What you have to do:
Retype the whole listing below line for line, without changing a character, and leave out the pictures.

-------- Task data

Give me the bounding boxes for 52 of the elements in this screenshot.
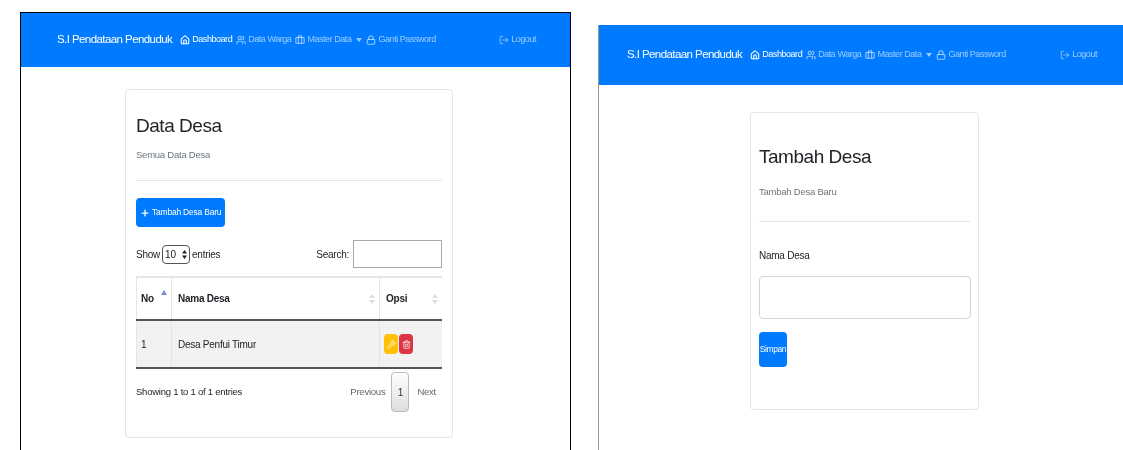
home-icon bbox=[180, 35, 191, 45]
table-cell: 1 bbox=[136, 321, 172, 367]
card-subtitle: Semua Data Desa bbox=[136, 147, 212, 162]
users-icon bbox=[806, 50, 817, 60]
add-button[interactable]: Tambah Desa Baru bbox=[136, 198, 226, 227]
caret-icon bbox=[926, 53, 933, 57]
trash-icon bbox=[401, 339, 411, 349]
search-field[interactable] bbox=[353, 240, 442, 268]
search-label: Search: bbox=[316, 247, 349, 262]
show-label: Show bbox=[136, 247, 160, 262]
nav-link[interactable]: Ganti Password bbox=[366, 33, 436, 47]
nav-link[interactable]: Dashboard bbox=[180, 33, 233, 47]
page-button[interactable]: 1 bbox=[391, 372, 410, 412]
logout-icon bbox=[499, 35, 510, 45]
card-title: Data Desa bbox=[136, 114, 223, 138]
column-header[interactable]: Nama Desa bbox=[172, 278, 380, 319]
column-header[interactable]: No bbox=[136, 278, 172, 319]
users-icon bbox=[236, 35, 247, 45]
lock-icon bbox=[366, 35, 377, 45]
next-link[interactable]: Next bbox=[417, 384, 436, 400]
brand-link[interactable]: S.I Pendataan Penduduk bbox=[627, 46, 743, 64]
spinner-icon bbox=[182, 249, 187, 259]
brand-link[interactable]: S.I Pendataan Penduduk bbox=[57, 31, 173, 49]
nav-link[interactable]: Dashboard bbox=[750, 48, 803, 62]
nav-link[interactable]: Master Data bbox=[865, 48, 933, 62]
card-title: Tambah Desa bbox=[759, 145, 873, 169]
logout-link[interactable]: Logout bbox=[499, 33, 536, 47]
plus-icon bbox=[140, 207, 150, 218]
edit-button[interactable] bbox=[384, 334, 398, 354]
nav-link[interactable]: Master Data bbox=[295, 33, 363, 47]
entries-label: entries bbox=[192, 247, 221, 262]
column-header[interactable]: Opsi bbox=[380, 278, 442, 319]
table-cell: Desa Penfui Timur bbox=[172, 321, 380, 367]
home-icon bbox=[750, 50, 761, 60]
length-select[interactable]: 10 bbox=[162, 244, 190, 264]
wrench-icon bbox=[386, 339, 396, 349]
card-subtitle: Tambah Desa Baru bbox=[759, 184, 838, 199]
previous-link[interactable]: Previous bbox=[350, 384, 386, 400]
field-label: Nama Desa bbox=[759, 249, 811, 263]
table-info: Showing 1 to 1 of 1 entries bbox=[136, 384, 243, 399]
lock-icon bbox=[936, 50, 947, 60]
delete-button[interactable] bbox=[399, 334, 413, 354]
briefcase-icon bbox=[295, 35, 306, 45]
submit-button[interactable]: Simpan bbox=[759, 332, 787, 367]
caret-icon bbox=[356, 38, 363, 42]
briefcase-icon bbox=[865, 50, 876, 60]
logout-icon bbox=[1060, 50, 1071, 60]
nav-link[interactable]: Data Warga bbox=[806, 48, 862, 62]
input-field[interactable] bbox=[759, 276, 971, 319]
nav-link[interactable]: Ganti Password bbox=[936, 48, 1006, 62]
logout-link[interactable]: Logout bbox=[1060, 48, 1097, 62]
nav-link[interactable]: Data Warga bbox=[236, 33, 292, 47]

----------------

Result of this exercise:
Give me the bounding boxes for 52 of the elements in this screenshot.
home-icon bbox=[180, 35, 191, 45]
table-cell: 1 bbox=[136, 321, 172, 367]
card-subtitle: Semua Data Desa bbox=[136, 147, 212, 162]
users-icon bbox=[806, 50, 817, 60]
add-button[interactable]: Tambah Desa Baru bbox=[136, 198, 226, 227]
caret-icon bbox=[926, 53, 933, 57]
trash-icon bbox=[401, 339, 411, 349]
search-field[interactable] bbox=[353, 240, 442, 268]
search-label: Search: bbox=[316, 247, 349, 262]
show-label: Show bbox=[136, 247, 160, 262]
nav-link[interactable]: Ganti Password bbox=[366, 33, 436, 47]
nav-link[interactable]: Dashboard bbox=[180, 33, 233, 47]
page-button[interactable]: 1 bbox=[391, 372, 410, 412]
logout-icon bbox=[499, 35, 510, 45]
card-title: Data Desa bbox=[136, 114, 223, 138]
column-header[interactable]: Nama Desa bbox=[172, 278, 380, 319]
column-header[interactable]: No bbox=[136, 278, 172, 319]
users-icon bbox=[236, 35, 247, 45]
lock-icon bbox=[366, 35, 377, 45]
next-link[interactable]: Next bbox=[417, 384, 436, 400]
brand-link[interactable]: S.I Pendataan Penduduk bbox=[627, 46, 743, 64]
spinner-icon bbox=[182, 249, 187, 259]
brand-link[interactable]: S.I Pendataan Penduduk bbox=[57, 31, 173, 49]
nav-link[interactable]: Dashboard bbox=[750, 48, 803, 62]
nav-link[interactable]: Master Data bbox=[865, 48, 933, 62]
card-title: Tambah Desa bbox=[759, 145, 873, 169]
logout-link[interactable]: Logout bbox=[499, 33, 536, 47]
plus-icon bbox=[140, 207, 150, 218]
edit-button[interactable] bbox=[384, 334, 398, 354]
nav-link[interactable]: Master Data bbox=[295, 33, 363, 47]
entries-label: entries bbox=[192, 247, 221, 262]
column-header[interactable]: Opsi bbox=[380, 278, 442, 319]
table-cell: Desa Penfui Timur bbox=[172, 321, 380, 367]
home-icon bbox=[750, 50, 761, 60]
length-select[interactable]: 10 bbox=[162, 244, 190, 264]
wrench-icon bbox=[386, 339, 396, 349]
card-subtitle: Tambah Desa Baru bbox=[759, 184, 838, 199]
previous-link[interactable]: Previous bbox=[350, 384, 386, 400]
field-label: Nama Desa bbox=[759, 249, 811, 263]
table-info: Showing 1 to 1 of 1 entries bbox=[136, 384, 243, 399]
lock-icon bbox=[936, 50, 947, 60]
delete-button[interactable] bbox=[399, 334, 413, 354]
briefcase-icon bbox=[295, 35, 306, 45]
submit-button[interactable]: Simpan bbox=[759, 332, 787, 367]
caret-icon bbox=[356, 38, 363, 42]
briefcase-icon bbox=[865, 50, 876, 60]
logout-icon bbox=[1060, 50, 1071, 60]
nav-link[interactable]: Data Warga bbox=[806, 48, 862, 62]
input-field[interactable] bbox=[759, 276, 971, 319]
nav-link[interactable]: Ganti Password bbox=[936, 48, 1006, 62]
logout-link[interactable]: Logout bbox=[1060, 48, 1097, 62]
nav-link[interactable]: Data Warga bbox=[236, 33, 292, 47]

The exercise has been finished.